-- Begin --

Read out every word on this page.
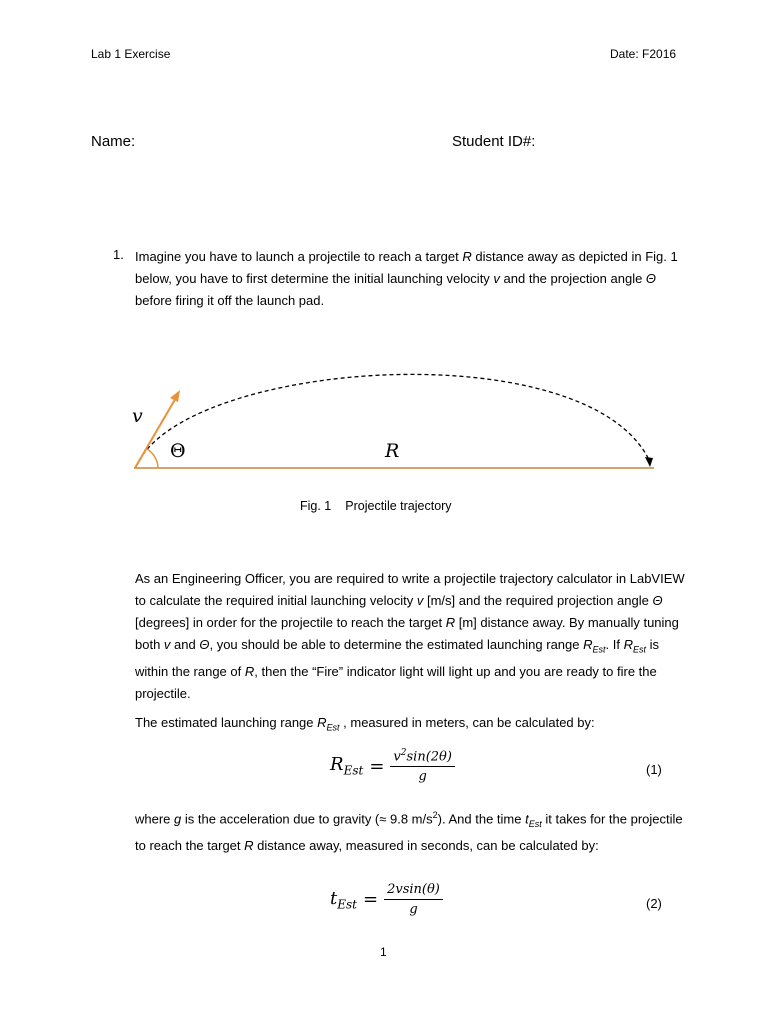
Lab 1 Exercise	Date: F2016
Name:	Student ID#:
1. Imagine you have to launch a projectile to reach a target R distance away as depicted in Fig. 1 below, you have to first determine the initial launching velocity v and the projection angle Θ before firing it off the launch pad.
v
Θ	R
Fig. 1 Projectile trajectory
As an Engineering Officer, you are required to write a projectile trajectory calculator in LabVIEW to calculate the required initial launching velocity v [m/s] and the required projection angle Θ [degrees] in order for the projectile to reach the target R [m] distance away. By manually tuning both v and Θ, you should be able to determine the estimated launching range $R_{Est}$. If $R_{Est}$ is within the range of R, then the “Fire” indicator light will light up and you are ready to fire the projectile.
The estimated launching range $R_{Est}$ , measured in meters, can be calculated by:
$R_{Est} = \frac{v^2\sin(2\theta)}{g}$	(1)
where g is the acceleration due to gravity (≈ 9.8 $m/s^2$). And the time $t_{Est}$ it takes for the projectile to reach the target R distance away, measured in seconds, can be calculated by:
$t_{Est} = \frac{2vsin(\theta)}{g}$	(2)
1
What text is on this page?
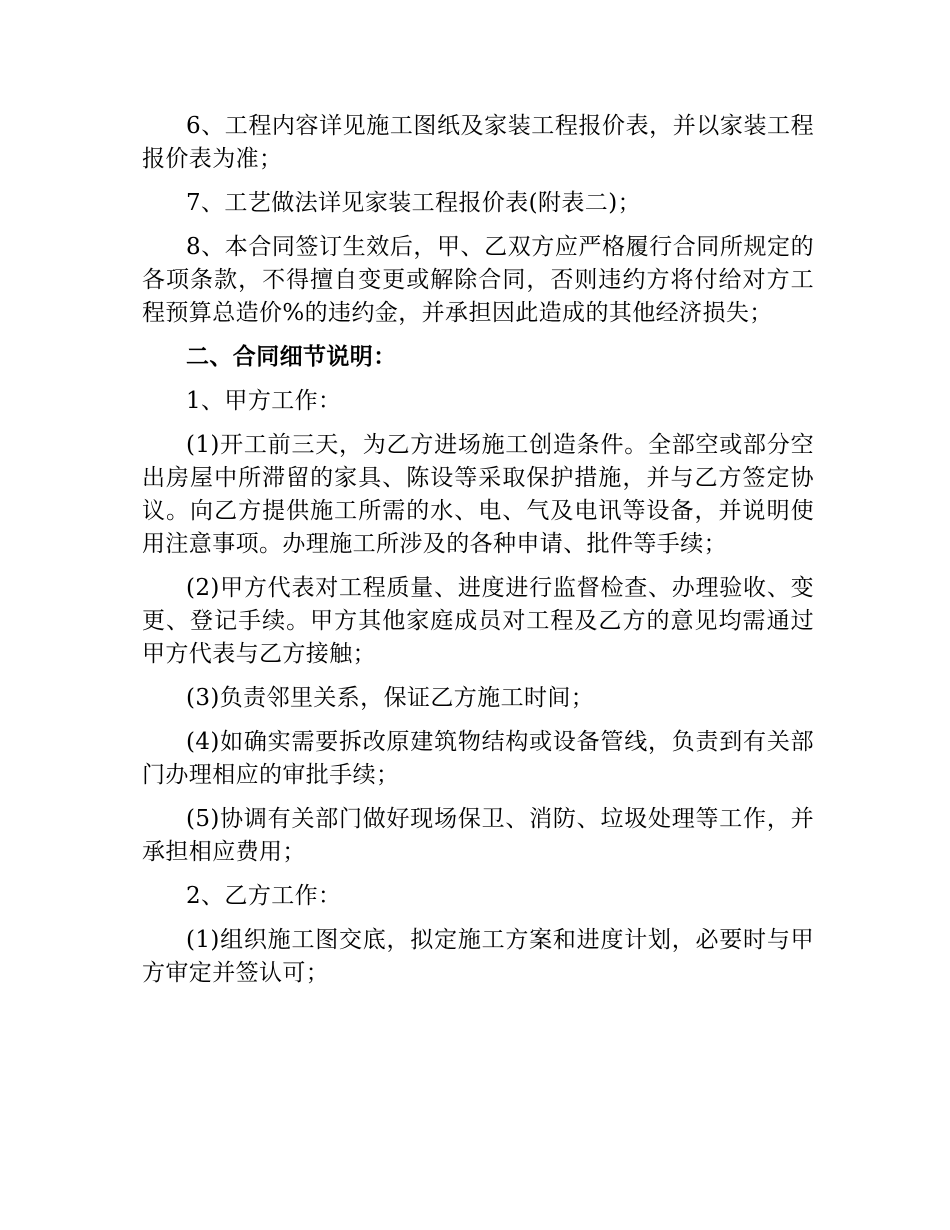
6、工程内容详见施工图纸及家装工程报价表，并以家装工程报价表为准；

7、工艺做法详见家装工程报价表(附表二)；

8、本合同签订生效后，甲、乙双方应严格履行合同所规定的各项条款，不得擅自变更或解除合同，否则违约方将付给对方工程预算总造价%的违约金，并承担因此造成的其他经济损失；

二、合同细节说明：

1、甲方工作：

(1)开工前三天，为乙方进场施工创造条件。全部空或部分空出房屋中所滞留的家具、陈设等采取保护措施，并与乙方签定协议。向乙方提供施工所需的水、电、气及电讯等设备，并说明使用注意事项。办理施工所涉及的各种申请、批件等手续；

(2)甲方代表对工程质量、进度进行监督检查、办理验收、变更、登记手续。甲方其他家庭成员对工程及乙方的意见均需通过甲方代表与乙方接触；

(3)负责邻里关系，保证乙方施工时间；

(4)如确实需要拆改原建筑物结构或设备管线，负责到有关部门办理相应的审批手续；

(5)协调有关部门做好现场保卫、消防、垃圾处理等工作，并承担相应费用；

2、乙方工作：

(1)组织施工图交底，拟定施工方案和进度计划，必要时与甲方审定并签认可；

-- End --

> **Your goal**:
Using the listing above, copy exactly the lines from the one that contains "What text is on this page?" through its last line, both included, but not the pictures.

> **Task output**:
What text is on this page?
6、工程内容详见施工图纸及家装工程报价表，并以家装工程报价表为准；

7、工艺做法详见家装工程报价表(附表二)；

8、本合同签订生效后，甲、乙双方应严格履行合同所规定的各项条款，不得擅自变更或解除合同，否则违约方将付给对方工程预算总造价%的违约金，并承担因此造成的其他经济损失；

二、合同细节说明：

1、甲方工作：

(1)开工前三天，为乙方进场施工创造条件。全部空或部分空出房屋中所滞留的家具、陈设等采取保护措施，并与乙方签定协议。向乙方提供施工所需的水、电、气及电讯等设备，并说明使用注意事项。办理施工所涉及的各种申请、批件等手续；

(2)甲方代表对工程质量、进度进行监督检查、办理验收、变更、登记手续。甲方其他家庭成员对工程及乙方的意见均需通过甲方代表与乙方接触；

(3)负责邻里关系，保证乙方施工时间；

(4)如确实需要拆改原建筑物结构或设备管线，负责到有关部门办理相应的审批手续；

(5)协调有关部门做好现场保卫、消防、垃圾处理等工作，并承担相应费用；

2、乙方工作：

(1)组织施工图交底，拟定施工方案和进度计划，必要时与甲方审定并签认可；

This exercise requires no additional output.